• [Exercise input]
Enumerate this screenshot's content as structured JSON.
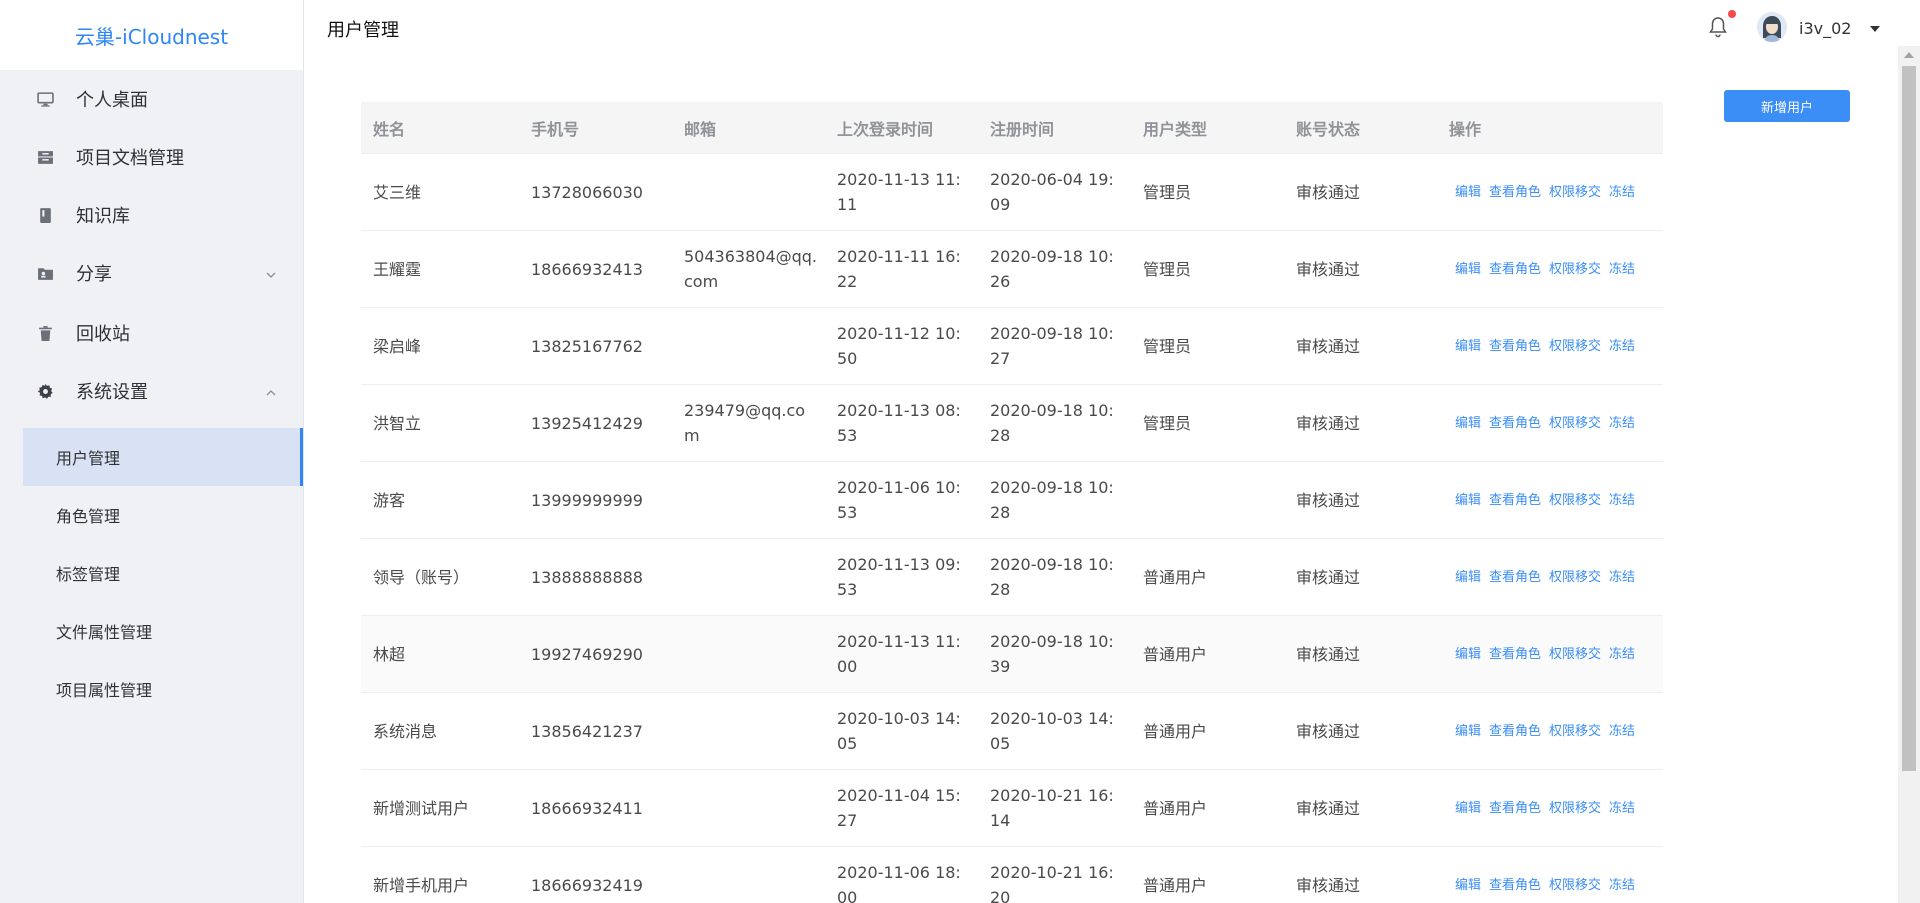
{
  "brand": "云巢-iCloudnest",
  "sidebar": {
    "items": [
      {
        "label": "个人桌面"
      },
      {
        "label": "项目文档管理"
      },
      {
        "label": "知识库"
      },
      {
        "label": "分享"
      },
      {
        "label": "回收站"
      },
      {
        "label": "系统设置"
      }
    ],
    "sub_items": [
      {
        "label": "用户管理"
      },
      {
        "label": "角色管理"
      },
      {
        "label": "标签管理"
      },
      {
        "label": "文件属性管理"
      },
      {
        "label": "项目属性管理"
      }
    ]
  },
  "header": {
    "title": "用户管理",
    "username": "i3v_02"
  },
  "toolbar": {
    "add_label": "新增用户"
  },
  "table": {
    "columns": [
      "姓名",
      "手机号",
      "邮箱",
      "上次登录时间",
      "注册时间",
      "用户类型",
      "账号状态",
      "操作"
    ],
    "actions": [
      "编辑",
      "查看角色",
      "权限移交",
      "冻结"
    ],
    "rows": [
      {
        "name": "艾三维",
        "phone": "13728066030",
        "email": "",
        "last_login": "2020-11-13 11:11",
        "registered": "2020-06-04 19:09",
        "type": "管理员",
        "status": "审核通过"
      },
      {
        "name": "王耀霆",
        "phone": "18666932413",
        "email": "504363804@qq.com",
        "last_login": "2020-11-11 16:22",
        "registered": "2020-09-18 10:26",
        "type": "管理员",
        "status": "审核通过"
      },
      {
        "name": "梁启峰",
        "phone": "13825167762",
        "email": "",
        "last_login": "2020-11-12 10:50",
        "registered": "2020-09-18 10:27",
        "type": "管理员",
        "status": "审核通过"
      },
      {
        "name": "洪智立",
        "phone": "13925412429",
        "email": "239479@qq.com",
        "last_login": "2020-11-13 08:53",
        "registered": "2020-09-18 10:28",
        "type": "管理员",
        "status": "审核通过"
      },
      {
        "name": "游客",
        "phone": "13999999999",
        "email": "",
        "last_login": "2020-11-06 10:53",
        "registered": "2020-09-18 10:28",
        "type": "",
        "status": "审核通过"
      },
      {
        "name": "领导（账号）",
        "phone": "13888888888",
        "email": "",
        "last_login": "2020-11-13 09:53",
        "registered": "2020-09-18 10:28",
        "type": "普通用户",
        "status": "审核通过"
      },
      {
        "name": "林超",
        "phone": "19927469290",
        "email": "",
        "last_login": "2020-11-13 11:00",
        "registered": "2020-09-18 10:39",
        "type": "普通用户",
        "status": "审核通过"
      },
      {
        "name": "系统消息",
        "phone": "13856421237",
        "email": "",
        "last_login": "2020-10-03 14:05",
        "registered": "2020-10-03 14:05",
        "type": "普通用户",
        "status": "审核通过"
      },
      {
        "name": "新增测试用户",
        "phone": "18666932411",
        "email": "",
        "last_login": "2020-11-04 15:27",
        "registered": "2020-10-21 16:14",
        "type": "普通用户",
        "status": "审核通过"
      },
      {
        "name": "新增手机用户",
        "phone": "18666932419",
        "email": "",
        "last_login": "2020-11-06 18:00",
        "registered": "2020-10-21 16:20",
        "type": "普通用户",
        "status": "审核通过"
      }
    ]
  },
  "colors": {
    "accent": "#2f86f6",
    "button": "#3a8ef6",
    "sidebar_bg": "#eff1f5",
    "active_bg": "#d9e2f4",
    "badge": "#f5484a"
  }
}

• [What to work on]
Omit the images and transcribe all of the records above word for word.

• [Full answer]
Enumerate this screenshot's content as structured JSON.
{
  "brand": "云巢-iCloudnest",
  "sidebar": {
    "items": [
      {
        "label": "个人桌面"
      },
      {
        "label": "项目文档管理"
      },
      {
        "label": "知识库"
      },
      {
        "label": "分享"
      },
      {
        "label": "回收站"
      },
      {
        "label": "系统设置"
      }
    ],
    "sub_items": [
      {
        "label": "用户管理"
      },
      {
        "label": "角色管理"
      },
      {
        "label": "标签管理"
      },
      {
        "label": "文件属性管理"
      },
      {
        "label": "项目属性管理"
      }
    ]
  },
  "header": {
    "title": "用户管理",
    "username": "i3v_02"
  },
  "toolbar": {
    "add_label": "新增用户"
  },
  "table": {
    "columns": [
      "姓名",
      "手机号",
      "邮箱",
      "上次登录时间",
      "注册时间",
      "用户类型",
      "账号状态",
      "操作"
    ],
    "actions": [
      "编辑",
      "查看角色",
      "权限移交",
      "冻结"
    ],
    "rows": [
      {
        "name": "艾三维",
        "phone": "13728066030",
        "email": "",
        "last_login": "2020-11-13 11:11",
        "registered": "2020-06-04 19:09",
        "type": "管理员",
        "status": "审核通过"
      },
      {
        "name": "王耀霆",
        "phone": "18666932413",
        "email": "504363804@qq.com",
        "last_login": "2020-11-11 16:22",
        "registered": "2020-09-18 10:26",
        "type": "管理员",
        "status": "审核通过"
      },
      {
        "name": "梁启峰",
        "phone": "13825167762",
        "email": "",
        "last_login": "2020-11-12 10:50",
        "registered": "2020-09-18 10:27",
        "type": "管理员",
        "status": "审核通过"
      },
      {
        "name": "洪智立",
        "phone": "13925412429",
        "email": "239479@qq.com",
        "last_login": "2020-11-13 08:53",
        "registered": "2020-09-18 10:28",
        "type": "管理员",
        "status": "审核通过"
      },
      {
        "name": "游客",
        "phone": "13999999999",
        "email": "",
        "last_login": "2020-11-06 10:53",
        "registered": "2020-09-18 10:28",
        "type": "",
        "status": "审核通过"
      },
      {
        "name": "领导（账号）",
        "phone": "13888888888",
        "email": "",
        "last_login": "2020-11-13 09:53",
        "registered": "2020-09-18 10:28",
        "type": "普通用户",
        "status": "审核通过"
      },
      {
        "name": "林超",
        "phone": "19927469290",
        "email": "",
        "last_login": "2020-11-13 11:00",
        "registered": "2020-09-18 10:39",
        "type": "普通用户",
        "status": "审核通过"
      },
      {
        "name": "系统消息",
        "phone": "13856421237",
        "email": "",
        "last_login": "2020-10-03 14:05",
        "registered": "2020-10-03 14:05",
        "type": "普通用户",
        "status": "审核通过"
      },
      {
        "name": "新增测试用户",
        "phone": "18666932411",
        "email": "",
        "last_login": "2020-11-04 15:27",
        "registered": "2020-10-21 16:14",
        "type": "普通用户",
        "status": "审核通过"
      },
      {
        "name": "新增手机用户",
        "phone": "18666932419",
        "email": "",
        "last_login": "2020-11-06 18:00",
        "registered": "2020-10-21 16:20",
        "type": "普通用户",
        "status": "审核通过"
      }
    ]
  },
  "colors": {
    "accent": "#2f86f6",
    "button": "#3a8ef6",
    "sidebar_bg": "#eff1f5",
    "active_bg": "#d9e2f4",
    "badge": "#f5484a"
  }
}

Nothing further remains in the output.